The exercise
Write out the full listing again, exactly as it stands.

Information given
▬▬▬

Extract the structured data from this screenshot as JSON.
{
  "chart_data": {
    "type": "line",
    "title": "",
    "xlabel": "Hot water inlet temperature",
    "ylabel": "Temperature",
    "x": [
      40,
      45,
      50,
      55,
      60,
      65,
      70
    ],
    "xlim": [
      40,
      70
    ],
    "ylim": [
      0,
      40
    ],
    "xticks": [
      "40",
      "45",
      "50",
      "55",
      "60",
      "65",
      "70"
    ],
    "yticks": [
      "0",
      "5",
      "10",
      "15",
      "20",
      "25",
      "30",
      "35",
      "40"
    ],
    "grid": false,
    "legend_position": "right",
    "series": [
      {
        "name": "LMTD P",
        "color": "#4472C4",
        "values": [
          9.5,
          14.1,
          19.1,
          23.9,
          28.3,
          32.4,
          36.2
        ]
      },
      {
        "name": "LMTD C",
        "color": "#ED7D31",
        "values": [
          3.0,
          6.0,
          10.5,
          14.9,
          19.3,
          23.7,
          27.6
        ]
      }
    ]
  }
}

▬▬▬

Full answer
Extract the structured data from this screenshot as JSON.
{
  "chart_data": {
    "type": "line",
    "title": "",
    "xlabel": "Hot water inlet temperature",
    "ylabel": "Temperature",
    "x": [
      40,
      45,
      50,
      55,
      60,
      65,
      70
    ],
    "xlim": [
      40,
      70
    ],
    "ylim": [
      0,
      40
    ],
    "xticks": [
      "40",
      "45",
      "50",
      "55",
      "60",
      "65",
      "70"
    ],
    "yticks": [
      "0",
      "5",
      "10",
      "15",
      "20",
      "25",
      "30",
      "35",
      "40"
    ],
    "grid": false,
    "legend_position": "right",
    "series": [
      {
        "name": "LMTD P",
        "color": "#4472C4",
        "values": [
          9.5,
          14.1,
          19.1,
          23.9,
          28.3,
          32.4,
          36.2
        ]
      },
      {
        "name": "LMTD C",
        "color": "#ED7D31",
        "values": [
          3.0,
          6.0,
          10.5,
          14.9,
          19.3,
          23.7,
          27.6
        ]
      }
    ]
  }
}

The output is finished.